── DATA FOR THIS EXERCISE ──

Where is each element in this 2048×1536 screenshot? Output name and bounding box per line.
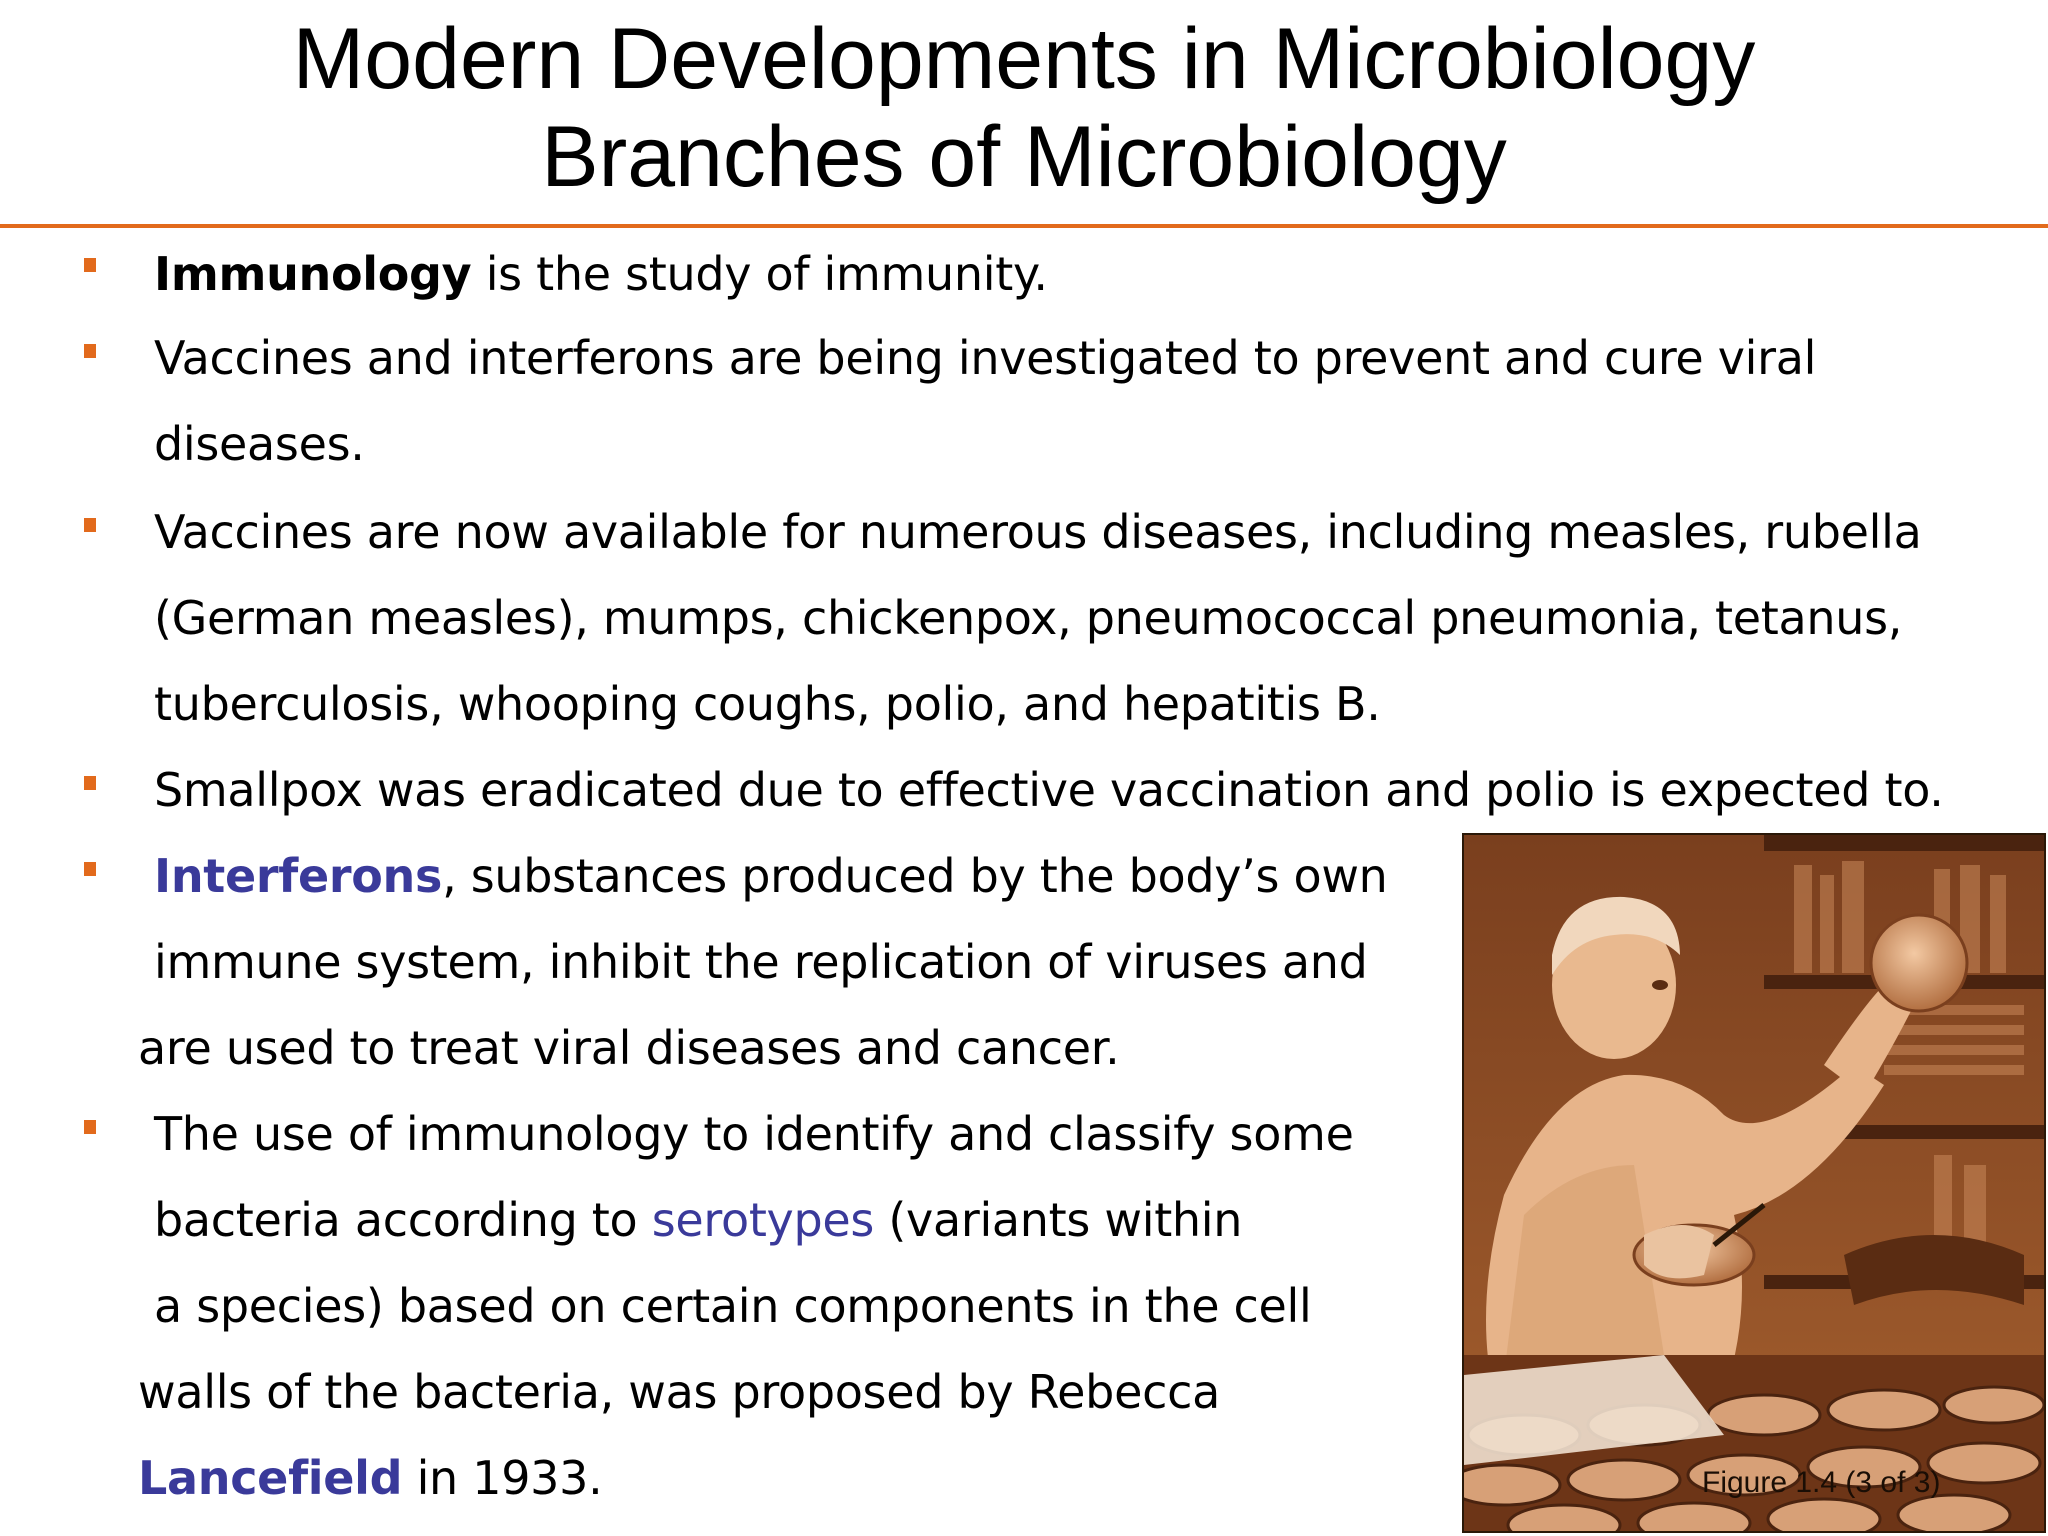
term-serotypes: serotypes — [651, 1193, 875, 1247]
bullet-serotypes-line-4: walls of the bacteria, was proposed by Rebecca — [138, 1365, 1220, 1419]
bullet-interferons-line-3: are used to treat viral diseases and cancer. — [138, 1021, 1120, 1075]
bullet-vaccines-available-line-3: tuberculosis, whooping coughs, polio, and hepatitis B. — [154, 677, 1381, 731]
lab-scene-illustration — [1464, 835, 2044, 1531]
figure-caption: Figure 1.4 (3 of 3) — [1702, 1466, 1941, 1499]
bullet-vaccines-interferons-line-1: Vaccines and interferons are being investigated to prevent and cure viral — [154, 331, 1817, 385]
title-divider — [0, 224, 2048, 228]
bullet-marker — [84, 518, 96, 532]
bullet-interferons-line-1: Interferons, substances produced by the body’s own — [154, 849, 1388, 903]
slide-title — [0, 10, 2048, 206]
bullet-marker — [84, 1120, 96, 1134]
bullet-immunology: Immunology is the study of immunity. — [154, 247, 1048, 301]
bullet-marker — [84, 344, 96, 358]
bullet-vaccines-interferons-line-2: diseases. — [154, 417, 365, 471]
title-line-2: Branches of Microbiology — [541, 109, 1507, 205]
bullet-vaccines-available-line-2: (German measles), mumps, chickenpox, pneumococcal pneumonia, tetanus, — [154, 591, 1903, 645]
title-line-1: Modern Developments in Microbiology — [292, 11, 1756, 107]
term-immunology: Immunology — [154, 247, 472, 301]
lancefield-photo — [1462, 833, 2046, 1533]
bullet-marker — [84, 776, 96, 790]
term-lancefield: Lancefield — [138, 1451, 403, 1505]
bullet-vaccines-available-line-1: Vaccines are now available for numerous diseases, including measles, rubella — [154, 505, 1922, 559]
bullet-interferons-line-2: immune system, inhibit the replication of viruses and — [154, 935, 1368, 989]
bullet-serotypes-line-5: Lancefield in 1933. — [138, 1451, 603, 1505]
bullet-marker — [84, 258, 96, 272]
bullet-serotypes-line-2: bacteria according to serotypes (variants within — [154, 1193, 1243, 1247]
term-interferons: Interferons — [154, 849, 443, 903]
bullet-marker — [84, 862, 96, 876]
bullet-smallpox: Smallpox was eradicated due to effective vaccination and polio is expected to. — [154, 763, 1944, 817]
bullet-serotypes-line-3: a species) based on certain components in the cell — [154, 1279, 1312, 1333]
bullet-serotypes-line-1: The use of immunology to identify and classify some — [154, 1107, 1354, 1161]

───

Without the pictures, return the entries exactly as they appear.

Where is each element in this 2048×1536 screenshot? Output name and bounding box per line.
term-serotypes: serotypes — [651, 1193, 875, 1247]
bullet-serotypes-line-4: walls of the bacteria, was proposed by Rebecca — [138, 1365, 1220, 1419]
bullet-interferons-line-3: are used to treat viral diseases and cancer. — [138, 1021, 1120, 1075]
bullet-vaccines-available-line-3: tuberculosis, whooping coughs, polio, and hepatitis B. — [154, 677, 1381, 731]
lab-scene-illustration — [1464, 835, 2044, 1531]
figure-caption: Figure 1.4 (3 of 3) — [1702, 1466, 1941, 1499]
bullet-vaccines-interferons-line-1: Vaccines and interferons are being investigated to prevent and cure viral — [154, 331, 1817, 385]
title-divider — [0, 224, 2048, 228]
bullet-marker — [84, 518, 96, 532]
bullet-interferons-line-1: Interferons, substances produced by the body’s own — [154, 849, 1388, 903]
slide-title — [0, 10, 2048, 206]
bullet-marker — [84, 1120, 96, 1134]
bullet-immunology: Immunology is the study of immunity. — [154, 247, 1048, 301]
bullet-marker — [84, 344, 96, 358]
bullet-vaccines-interferons-line-2: diseases. — [154, 417, 365, 471]
title-line-2: Branches of Microbiology — [541, 109, 1507, 205]
bullet-vaccines-available-line-2: (German measles), mumps, chickenpox, pneumococcal pneumonia, tetanus, — [154, 591, 1903, 645]
title-line-1: Modern Developments in Microbiology — [292, 11, 1756, 107]
term-immunology: Immunology — [154, 247, 472, 301]
lancefield-photo — [1462, 833, 2046, 1533]
bullet-marker — [84, 776, 96, 790]
term-lancefield: Lancefield — [138, 1451, 403, 1505]
bullet-vaccines-available-line-1: Vaccines are now available for numerous diseases, including measles, rubella — [154, 505, 1922, 559]
bullet-interferons-line-2: immune system, inhibit the replication of viruses and — [154, 935, 1368, 989]
bullet-serotypes-line-5: Lancefield in 1933. — [138, 1451, 603, 1505]
bullet-marker — [84, 258, 96, 272]
bullet-serotypes-line-2: bacteria according to serotypes (variants within — [154, 1193, 1243, 1247]
term-interferons: Interferons — [154, 849, 443, 903]
bullet-marker — [84, 862, 96, 876]
bullet-smallpox: Smallpox was eradicated due to effective vaccination and polio is expected to. — [154, 763, 1944, 817]
bullet-serotypes-line-3: a species) based on certain components in the cell — [154, 1279, 1312, 1333]
bullet-serotypes-line-1: The use of immunology to identify and classify some — [154, 1107, 1354, 1161]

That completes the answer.